PROVIDED DATA:
** Begin **

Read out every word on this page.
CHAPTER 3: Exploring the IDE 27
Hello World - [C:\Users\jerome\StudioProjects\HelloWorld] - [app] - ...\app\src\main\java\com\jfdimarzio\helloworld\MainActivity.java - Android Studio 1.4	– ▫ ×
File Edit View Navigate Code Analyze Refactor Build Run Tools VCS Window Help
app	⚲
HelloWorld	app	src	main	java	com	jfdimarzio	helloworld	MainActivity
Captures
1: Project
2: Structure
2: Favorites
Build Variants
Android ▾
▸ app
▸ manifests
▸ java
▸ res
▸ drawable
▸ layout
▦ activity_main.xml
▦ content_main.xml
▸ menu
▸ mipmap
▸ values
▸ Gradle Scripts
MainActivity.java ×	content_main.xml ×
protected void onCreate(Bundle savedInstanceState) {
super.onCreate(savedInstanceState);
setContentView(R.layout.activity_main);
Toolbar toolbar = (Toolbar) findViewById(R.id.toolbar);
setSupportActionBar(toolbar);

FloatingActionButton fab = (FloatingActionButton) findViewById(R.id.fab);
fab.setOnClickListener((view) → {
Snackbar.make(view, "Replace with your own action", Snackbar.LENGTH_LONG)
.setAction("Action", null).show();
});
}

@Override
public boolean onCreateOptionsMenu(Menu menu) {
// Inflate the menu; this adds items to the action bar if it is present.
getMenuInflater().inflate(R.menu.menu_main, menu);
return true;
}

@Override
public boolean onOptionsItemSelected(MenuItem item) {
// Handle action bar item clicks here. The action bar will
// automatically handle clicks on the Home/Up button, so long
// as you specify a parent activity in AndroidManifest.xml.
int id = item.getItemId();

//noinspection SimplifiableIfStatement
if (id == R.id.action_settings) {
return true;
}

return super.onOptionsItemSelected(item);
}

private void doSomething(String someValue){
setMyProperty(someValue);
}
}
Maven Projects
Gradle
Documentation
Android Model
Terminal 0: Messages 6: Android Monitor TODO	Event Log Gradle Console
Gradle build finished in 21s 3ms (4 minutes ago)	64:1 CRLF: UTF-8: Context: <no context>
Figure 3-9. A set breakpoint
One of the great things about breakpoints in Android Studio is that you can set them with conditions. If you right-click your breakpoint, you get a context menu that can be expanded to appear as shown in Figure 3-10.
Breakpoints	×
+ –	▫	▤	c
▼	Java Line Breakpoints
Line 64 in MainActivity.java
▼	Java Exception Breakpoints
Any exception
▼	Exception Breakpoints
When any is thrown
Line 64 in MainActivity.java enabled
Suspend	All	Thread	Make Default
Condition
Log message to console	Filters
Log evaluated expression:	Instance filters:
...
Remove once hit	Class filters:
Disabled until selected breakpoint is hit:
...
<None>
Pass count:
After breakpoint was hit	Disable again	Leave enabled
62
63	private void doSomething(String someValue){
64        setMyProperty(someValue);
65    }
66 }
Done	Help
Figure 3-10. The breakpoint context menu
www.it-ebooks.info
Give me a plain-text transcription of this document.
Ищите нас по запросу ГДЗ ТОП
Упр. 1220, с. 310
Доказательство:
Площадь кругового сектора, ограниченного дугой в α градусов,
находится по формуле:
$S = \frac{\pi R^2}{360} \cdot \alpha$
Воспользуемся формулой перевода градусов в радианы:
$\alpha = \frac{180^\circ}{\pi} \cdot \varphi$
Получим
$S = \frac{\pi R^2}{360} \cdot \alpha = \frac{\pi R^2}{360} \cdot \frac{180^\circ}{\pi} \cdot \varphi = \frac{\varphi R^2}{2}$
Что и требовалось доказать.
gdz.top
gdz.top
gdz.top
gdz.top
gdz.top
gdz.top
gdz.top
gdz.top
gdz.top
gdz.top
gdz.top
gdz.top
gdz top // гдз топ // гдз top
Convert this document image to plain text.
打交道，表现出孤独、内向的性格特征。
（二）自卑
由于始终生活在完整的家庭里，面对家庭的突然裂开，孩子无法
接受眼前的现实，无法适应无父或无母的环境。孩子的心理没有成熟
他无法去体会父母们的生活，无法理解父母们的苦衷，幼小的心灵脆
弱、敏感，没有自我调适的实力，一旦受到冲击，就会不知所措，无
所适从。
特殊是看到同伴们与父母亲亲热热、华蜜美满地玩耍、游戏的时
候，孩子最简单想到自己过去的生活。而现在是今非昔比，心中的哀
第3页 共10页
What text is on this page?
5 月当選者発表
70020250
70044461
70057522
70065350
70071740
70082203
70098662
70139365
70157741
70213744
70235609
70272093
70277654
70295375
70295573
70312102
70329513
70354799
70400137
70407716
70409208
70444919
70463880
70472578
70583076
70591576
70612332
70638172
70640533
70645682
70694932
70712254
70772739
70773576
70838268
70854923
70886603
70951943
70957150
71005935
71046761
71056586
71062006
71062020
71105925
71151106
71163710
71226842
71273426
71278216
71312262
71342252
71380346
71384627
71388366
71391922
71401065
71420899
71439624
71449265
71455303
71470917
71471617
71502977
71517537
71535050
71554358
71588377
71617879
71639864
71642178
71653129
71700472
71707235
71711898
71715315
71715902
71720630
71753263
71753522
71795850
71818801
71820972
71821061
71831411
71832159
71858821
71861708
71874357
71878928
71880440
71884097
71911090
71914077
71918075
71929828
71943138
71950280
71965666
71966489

** End **

EXERCISE: Copy all lines of the listing above that contain the string "градусов".

EXERCISE SOLUTION:
Площадь кругового сектора, ограниченного дугой в α градусов,
Воспользуемся формулой перевода градусов в радианы:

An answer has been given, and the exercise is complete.